(Text shown):

┌────────

12/6/99 Sydney Morning Herald 43
1999 WL 29632492

Sydney Morning Herald
Copyright of John Fairfax Group Pty Ltd

Monday, December 6, 1999

A Little Customer Respect Goes A Long Way
By Katrina Nicholas

Software makers and IT consultants are promoting "permission
marketing" the latest in a long line of IT industry buzz words as a
way to help direct marketers boost sales and cut costs without annoying
customers with unsolicited junk e-mails.

Mr Ray Jarratt, managing director of Sydney permission marketing
company Fforesite, whose clients include AMP, Kraft, Coca-Cola and
Pacific Power, said properly conducted online advertising could generate
response rates as high as 40 per cent, while spamming had a response
rate of 2 per cent.

"Increasingly, the capacity to do e-commerce depends on how
[corporations] behave," Mr Jarratt said. "Traditional forms of online
advertising are becoming highly ineffective."

Permission marketing, where customers opt to receive e-mails which are
specifically tailored for them, works on the premise that everything on
the Internet is essentially a conversation between two parties and, for
a relationship to develop, each party must trust and respect the other.
From this then, it is considered bad Internet manners for companies to
send junk e-mail to their customers.

└────────

(Supplied records):

┌────────

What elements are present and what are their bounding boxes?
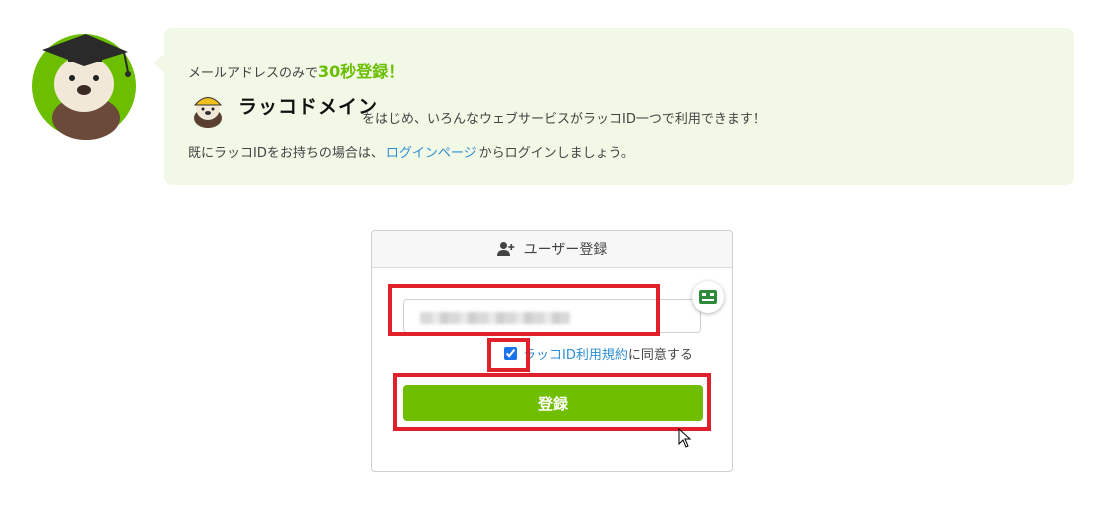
headline-prefix: メールアドレスのみで [188,66,319,81]
headline-highlight: 30秒登録！ [318,62,405,81]
brand-description: をはじめ、いろんなウェブサービスがラッコID一つで利用できます！ [362,112,766,127]
card-icon [699,290,717,304]
signup-headline: メールアドレスのみで30秒登録！ [188,58,404,82]
highlight-checkbox-box [487,338,530,372]
mascot-otter-icon [32,34,136,140]
cursor-icon [678,428,692,448]
terms-link[interactable]: ラッコID利用規約 [523,344,628,363]
login-hint-suffix: からログインしましょう。 [478,146,634,161]
brand-name: ラッコドメイン [238,96,379,118]
login-page-link[interactable]: ログインページ [384,146,479,161]
highlight-email-box [388,284,660,336]
login-hint: 既にラッコIDをお持ちの場合は、 ログインページ からログインしましょう。 [188,142,634,161]
brand-otter-icon [193,96,223,128]
terms-suffix: に同意する [627,348,693,363]
login-hint-prefix: 既にラッコIDをお持ちの場合は、 [188,146,384,161]
info-bubble: メールアドレスのみで30秒登録！ ラッコドメイン をはじめ、いろんなウェブサービ… [154,28,1074,185]
user-plus-icon [496,242,514,256]
card-badge-button[interactable] [692,281,724,313]
card-header: ユーザー登録 [372,231,732,268]
card-title: ユーザー登録 [523,242,608,258]
highlight-button-box [393,373,711,431]
terms-agreement: ラッコID利用規約 に同意する [504,344,693,363]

└────────

(Exercise description): Reproduce the passage of the permission marketing article above, starting at "Software makers and" and ending at "2 per cent.".

(The reply):
Software makers and IT consultants are promoting "permission
marketing" the latest in a long line of IT industry buzz words as a
way to help direct marketers boost sales and cut costs without annoying
customers with unsolicited junk e-mails.

Mr Ray Jarratt, managing director of Sydney permission marketing
company Fforesite, whose clients include AMP, Kraft, Coca-Cola and
Pacific Power, said properly conducted online advertising could generate
response rates as high as 40 per cent, while spamming had a response
rate of 2 per cent.